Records
■ ■ ■ ■ ■ ■ ■
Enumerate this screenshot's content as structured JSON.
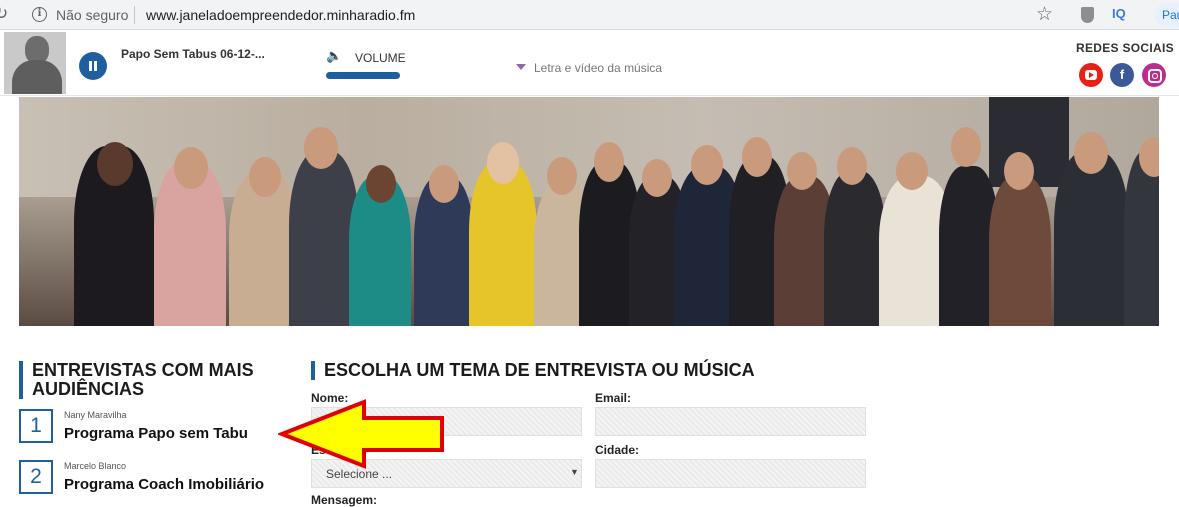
{
  "browser": {
    "security_label": "Não seguro",
    "url": "www.janeladoempreendedor.minharadio.fm",
    "profile_label": "Pau",
    "extension_iq": "IQ"
  },
  "player": {
    "track_title": "Papo Sem Tabus 06-12-...",
    "volume_label": "VOLUME",
    "lyrics_link": "Letra e vídeo da música",
    "social_title": "REDES SOCIAIS",
    "icons": [
      "youtube-icon",
      "facebook-icon",
      "instagram-icon"
    ]
  },
  "sidebar": {
    "heading": "ENTREVISTAS COM MAIS AUDIÊNCIAS",
    "items": [
      {
        "rank": "1",
        "host": "Nany Maravilha",
        "program": "Programa Papo sem Tabu"
      },
      {
        "rank": "2",
        "host": "Marcelo Blanco",
        "program": "Programa Coach Imobiliário"
      }
    ]
  },
  "form": {
    "heading": "ESCOLHA UM TEMA DE ENTREVISTA OU MÚSICA",
    "name_label": "Nome:",
    "email_label": "Email:",
    "state_label": "Es",
    "state_select_value": "Selecione ...",
    "city_label": "Cidade:",
    "message_label": "Mensagem:"
  },
  "colors": {
    "accent": "#1f5fa0",
    "youtube": "#e62117",
    "facebook": "#3b5998",
    "instagram": "#b92d8f",
    "annotation_arrow_fill": "#ffff00",
    "annotation_arrow_stroke": "#e00000"
  }
}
■ ■ ■ ■ ■ ■ ■
Take every line containing the word "Papo" and copy it.

    "track_title": "Papo Sem Tabus 06-12-...",
        "program": "Programa Papo sem Tabu"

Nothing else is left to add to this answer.